JOB
Could you extract every entry below and reproduce it exactly?

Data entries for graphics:
^^^^^^^^

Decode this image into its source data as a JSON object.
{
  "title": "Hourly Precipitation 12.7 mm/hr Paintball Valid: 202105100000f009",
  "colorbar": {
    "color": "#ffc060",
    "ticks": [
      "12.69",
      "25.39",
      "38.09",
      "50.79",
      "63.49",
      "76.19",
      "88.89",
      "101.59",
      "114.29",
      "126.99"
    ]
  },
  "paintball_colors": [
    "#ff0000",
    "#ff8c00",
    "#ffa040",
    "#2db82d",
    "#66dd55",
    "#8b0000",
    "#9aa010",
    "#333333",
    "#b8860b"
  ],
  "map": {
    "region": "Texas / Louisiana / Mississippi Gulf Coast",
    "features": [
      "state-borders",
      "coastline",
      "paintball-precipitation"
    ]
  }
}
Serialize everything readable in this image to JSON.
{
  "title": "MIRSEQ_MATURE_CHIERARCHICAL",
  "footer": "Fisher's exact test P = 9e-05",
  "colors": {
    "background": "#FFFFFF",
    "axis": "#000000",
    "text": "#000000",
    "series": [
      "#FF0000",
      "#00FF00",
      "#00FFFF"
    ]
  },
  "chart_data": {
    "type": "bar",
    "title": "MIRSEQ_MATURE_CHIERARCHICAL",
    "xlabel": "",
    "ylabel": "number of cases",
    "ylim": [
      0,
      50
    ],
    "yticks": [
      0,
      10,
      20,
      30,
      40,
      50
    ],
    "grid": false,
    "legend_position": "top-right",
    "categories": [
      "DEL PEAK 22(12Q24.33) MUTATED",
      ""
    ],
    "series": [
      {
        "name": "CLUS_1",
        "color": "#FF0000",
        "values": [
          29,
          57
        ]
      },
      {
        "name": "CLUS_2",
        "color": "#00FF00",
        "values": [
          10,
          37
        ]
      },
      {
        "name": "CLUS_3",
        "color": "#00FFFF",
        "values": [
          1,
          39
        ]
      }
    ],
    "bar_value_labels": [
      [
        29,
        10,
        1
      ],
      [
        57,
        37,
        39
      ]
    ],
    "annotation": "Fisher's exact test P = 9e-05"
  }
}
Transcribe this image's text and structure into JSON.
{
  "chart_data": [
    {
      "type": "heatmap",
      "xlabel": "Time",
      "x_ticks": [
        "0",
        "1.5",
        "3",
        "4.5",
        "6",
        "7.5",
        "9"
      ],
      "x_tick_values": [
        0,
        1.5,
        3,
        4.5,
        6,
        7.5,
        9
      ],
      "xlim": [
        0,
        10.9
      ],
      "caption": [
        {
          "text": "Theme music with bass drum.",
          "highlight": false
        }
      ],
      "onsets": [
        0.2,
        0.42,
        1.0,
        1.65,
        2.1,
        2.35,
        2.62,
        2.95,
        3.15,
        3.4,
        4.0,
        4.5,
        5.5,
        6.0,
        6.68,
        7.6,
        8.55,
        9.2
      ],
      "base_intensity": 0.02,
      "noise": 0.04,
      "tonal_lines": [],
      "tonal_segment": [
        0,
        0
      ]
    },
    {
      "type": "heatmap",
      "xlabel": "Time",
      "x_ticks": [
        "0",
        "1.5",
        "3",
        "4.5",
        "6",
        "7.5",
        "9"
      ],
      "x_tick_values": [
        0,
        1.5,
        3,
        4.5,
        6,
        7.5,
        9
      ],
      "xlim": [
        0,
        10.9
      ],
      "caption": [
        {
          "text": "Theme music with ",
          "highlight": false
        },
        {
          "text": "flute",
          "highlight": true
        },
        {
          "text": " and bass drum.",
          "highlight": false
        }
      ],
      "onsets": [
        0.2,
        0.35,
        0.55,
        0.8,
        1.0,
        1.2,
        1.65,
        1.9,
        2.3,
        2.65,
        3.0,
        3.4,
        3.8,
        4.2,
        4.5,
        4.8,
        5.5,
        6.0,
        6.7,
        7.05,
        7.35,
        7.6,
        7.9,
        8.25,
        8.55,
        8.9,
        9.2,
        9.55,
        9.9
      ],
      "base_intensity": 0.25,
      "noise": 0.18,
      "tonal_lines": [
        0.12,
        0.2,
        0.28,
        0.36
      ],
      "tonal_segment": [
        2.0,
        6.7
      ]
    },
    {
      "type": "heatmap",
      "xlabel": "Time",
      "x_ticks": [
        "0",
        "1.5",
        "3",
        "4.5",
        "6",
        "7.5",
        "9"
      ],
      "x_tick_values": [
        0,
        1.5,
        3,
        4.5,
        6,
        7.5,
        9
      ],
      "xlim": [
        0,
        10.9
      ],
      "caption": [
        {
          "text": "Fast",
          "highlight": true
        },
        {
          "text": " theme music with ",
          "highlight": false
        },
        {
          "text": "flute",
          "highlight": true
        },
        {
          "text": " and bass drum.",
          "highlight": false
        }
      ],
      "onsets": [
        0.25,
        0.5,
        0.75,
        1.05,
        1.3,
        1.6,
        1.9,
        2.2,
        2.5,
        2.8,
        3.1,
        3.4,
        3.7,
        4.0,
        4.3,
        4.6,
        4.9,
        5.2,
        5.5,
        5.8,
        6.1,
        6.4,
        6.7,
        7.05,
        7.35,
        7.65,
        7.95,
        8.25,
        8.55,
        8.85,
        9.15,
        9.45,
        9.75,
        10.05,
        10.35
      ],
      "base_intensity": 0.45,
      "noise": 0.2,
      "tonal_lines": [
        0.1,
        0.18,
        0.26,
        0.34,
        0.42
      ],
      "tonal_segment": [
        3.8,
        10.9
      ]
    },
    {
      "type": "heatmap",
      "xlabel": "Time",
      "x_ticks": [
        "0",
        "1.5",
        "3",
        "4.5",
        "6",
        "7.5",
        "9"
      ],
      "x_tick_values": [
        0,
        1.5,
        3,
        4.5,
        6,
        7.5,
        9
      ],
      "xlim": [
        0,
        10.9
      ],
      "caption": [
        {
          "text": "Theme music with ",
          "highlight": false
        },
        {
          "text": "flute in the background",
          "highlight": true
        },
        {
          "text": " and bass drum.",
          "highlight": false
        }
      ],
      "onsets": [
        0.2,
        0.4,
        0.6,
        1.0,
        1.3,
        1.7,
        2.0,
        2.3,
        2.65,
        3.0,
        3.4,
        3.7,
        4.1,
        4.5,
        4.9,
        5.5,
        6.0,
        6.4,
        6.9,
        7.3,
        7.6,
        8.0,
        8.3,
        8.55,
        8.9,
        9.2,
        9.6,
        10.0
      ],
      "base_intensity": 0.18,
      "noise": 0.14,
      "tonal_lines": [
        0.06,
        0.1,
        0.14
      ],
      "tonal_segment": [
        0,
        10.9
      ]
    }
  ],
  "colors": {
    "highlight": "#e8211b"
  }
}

^^^^^^^^

EXPECTED OUTPUT
Decode this image into its source data as a JSON object.
{
  "title": "Hourly Precipitation 12.7 mm/hr Paintball Valid: 202105100000f009",
  "colorbar": {
    "color": "#ffc060",
    "ticks": [
      "12.69",
      "25.39",
      "38.09",
      "50.79",
      "63.49",
      "76.19",
      "88.89",
      "101.59",
      "114.29",
      "126.99"
    ]
  },
  "paintball_colors": [
    "#ff0000",
    "#ff8c00",
    "#ffa040",
    "#2db82d",
    "#66dd55",
    "#8b0000",
    "#9aa010",
    "#333333",
    "#b8860b"
  ],
  "map": {
    "region": "Texas / Louisiana / Mississippi Gulf Coast",
    "features": [
      "state-borders",
      "coastline",
      "paintball-precipitation"
    ]
  }
}
Serialize everything readable in this image to JSON.
{
  "title": "MIRSEQ_MATURE_CHIERARCHICAL",
  "footer": "Fisher's exact test P = 9e-05",
  "colors": {
    "background": "#FFFFFF",
    "axis": "#000000",
    "text": "#000000",
    "series": [
      "#FF0000",
      "#00FF00",
      "#00FFFF"
    ]
  },
  "chart_data": {
    "type": "bar",
    "title": "MIRSEQ_MATURE_CHIERARCHICAL",
    "xlabel": "",
    "ylabel": "number of cases",
    "ylim": [
      0,
      50
    ],
    "yticks": [
      0,
      10,
      20,
      30,
      40,
      50
    ],
    "grid": false,
    "legend_position": "top-right",
    "categories": [
      "DEL PEAK 22(12Q24.33) MUTATED",
      ""
    ],
    "series": [
      {
        "name": "CLUS_1",
        "color": "#FF0000",
        "values": [
          29,
          57
        ]
      },
      {
        "name": "CLUS_2",
        "color": "#00FF00",
        "values": [
          10,
          37
        ]
      },
      {
        "name": "CLUS_3",
        "color": "#00FFFF",
        "values": [
          1,
          39
        ]
      }
    ],
    "bar_value_labels": [
      [
        29,
        10,
        1
      ],
      [
        57,
        37,
        39
      ]
    ],
    "annotation": "Fisher's exact test P = 9e-05"
  }
}
Transcribe this image's text and structure into JSON.
{
  "chart_data": [
    {
      "type": "heatmap",
      "xlabel": "Time",
      "x_ticks": [
        "0",
        "1.5",
        "3",
        "4.5",
        "6",
        "7.5",
        "9"
      ],
      "x_tick_values": [
        0,
        1.5,
        3,
        4.5,
        6,
        7.5,
        9
      ],
      "xlim": [
        0,
        10.9
      ],
      "caption": [
        {
          "text": "Theme music with bass drum.",
          "highlight": false
        }
      ],
      "onsets": [
        0.2,
        0.42,
        1.0,
        1.65,
        2.1,
        2.35,
        2.62,
        2.95,
        3.15,
        3.4,
        4.0,
        4.5,
        5.5,
        6.0,
        6.68,
        7.6,
        8.55,
        9.2
      ],
      "base_intensity": 0.02,
      "noise": 0.04,
      "tonal_lines": [],
      "tonal_segment": [
        0,
        0
      ]
    },
    {
      "type": "heatmap",
      "xlabel": "Time",
      "x_ticks": [
        "0",
        "1.5",
        "3",
        "4.5",
        "6",
        "7.5",
        "9"
      ],
      "x_tick_values": [
        0,
        1.5,
        3,
        4.5,
        6,
        7.5,
        9
      ],
      "xlim": [
        0,
        10.9
      ],
      "caption": [
        {
          "text": "Theme music with ",
          "highlight": false
        },
        {
          "text": "flute",
          "highlight": true
        },
        {
          "text": " and bass drum.",
          "highlight": false
        }
      ],
      "onsets": [
        0.2,
        0.35,
        0.55,
        0.8,
        1.0,
        1.2,
        1.65,
        1.9,
        2.3,
        2.65,
        3.0,
        3.4,
        3.8,
        4.2,
        4.5,
        4.8,
        5.5,
        6.0,
        6.7,
        7.05,
        7.35,
        7.6,
        7.9,
        8.25,
        8.55,
        8.9,
        9.2,
        9.55,
        9.9
      ],
      "base_intensity": 0.25,
      "noise": 0.18,
      "tonal_lines": [
        0.12,
        0.2,
        0.28,
        0.36
      ],
      "tonal_segment": [
        2.0,
        6.7
      ]
    },
    {
      "type": "heatmap",
      "xlabel": "Time",
      "x_ticks": [
        "0",
        "1.5",
        "3",
        "4.5",
        "6",
        "7.5",
        "9"
      ],
      "x_tick_values": [
        0,
        1.5,
        3,
        4.5,
        6,
        7.5,
        9
      ],
      "xlim": [
        0,
        10.9
      ],
      "caption": [
        {
          "text": "Fast",
          "highlight": true
        },
        {
          "text": " theme music with ",
          "highlight": false
        },
        {
          "text": "flute",
          "highlight": true
        },
        {
          "text": " and bass drum.",
          "highlight": false
        }
      ],
      "onsets": [
        0.25,
        0.5,
        0.75,
        1.05,
        1.3,
        1.6,
        1.9,
        2.2,
        2.5,
        2.8,
        3.1,
        3.4,
        3.7,
        4.0,
        4.3,
        4.6,
        4.9,
        5.2,
        5.5,
        5.8,
        6.1,
        6.4,
        6.7,
        7.05,
        7.35,
        7.65,
        7.95,
        8.25,
        8.55,
        8.85,
        9.15,
        9.45,
        9.75,
        10.05,
        10.35
      ],
      "base_intensity": 0.45,
      "noise": 0.2,
      "tonal_lines": [
        0.1,
        0.18,
        0.26,
        0.34,
        0.42
      ],
      "tonal_segment": [
        3.8,
        10.9
      ]
    },
    {
      "type": "heatmap",
      "xlabel": "Time",
      "x_ticks": [
        "0",
        "1.5",
        "3",
        "4.5",
        "6",
        "7.5",
        "9"
      ],
      "x_tick_values": [
        0,
        1.5,
        3,
        4.5,
        6,
        7.5,
        9
      ],
      "xlim": [
        0,
        10.9
      ],
      "caption": [
        {
          "text": "Theme music with ",
          "highlight": false
        },
        {
          "text": "flute in the background",
          "highlight": true
        },
        {
          "text": " and bass drum.",
          "highlight": false
        }
      ],
      "onsets": [
        0.2,
        0.4,
        0.6,
        1.0,
        1.3,
        1.7,
        2.0,
        2.3,
        2.65,
        3.0,
        3.4,
        3.7,
        4.1,
        4.5,
        4.9,
        5.5,
        6.0,
        6.4,
        6.9,
        7.3,
        7.6,
        8.0,
        8.3,
        8.55,
        8.9,
        9.2,
        9.6,
        10.0
      ],
      "base_intensity": 0.18,
      "noise": 0.14,
      "tonal_lines": [
        0.06,
        0.1,
        0.14
      ],
      "tonal_segment": [
        0,
        10.9
      ]
    }
  ],
  "colors": {
    "highlight": "#e8211b"
  }
}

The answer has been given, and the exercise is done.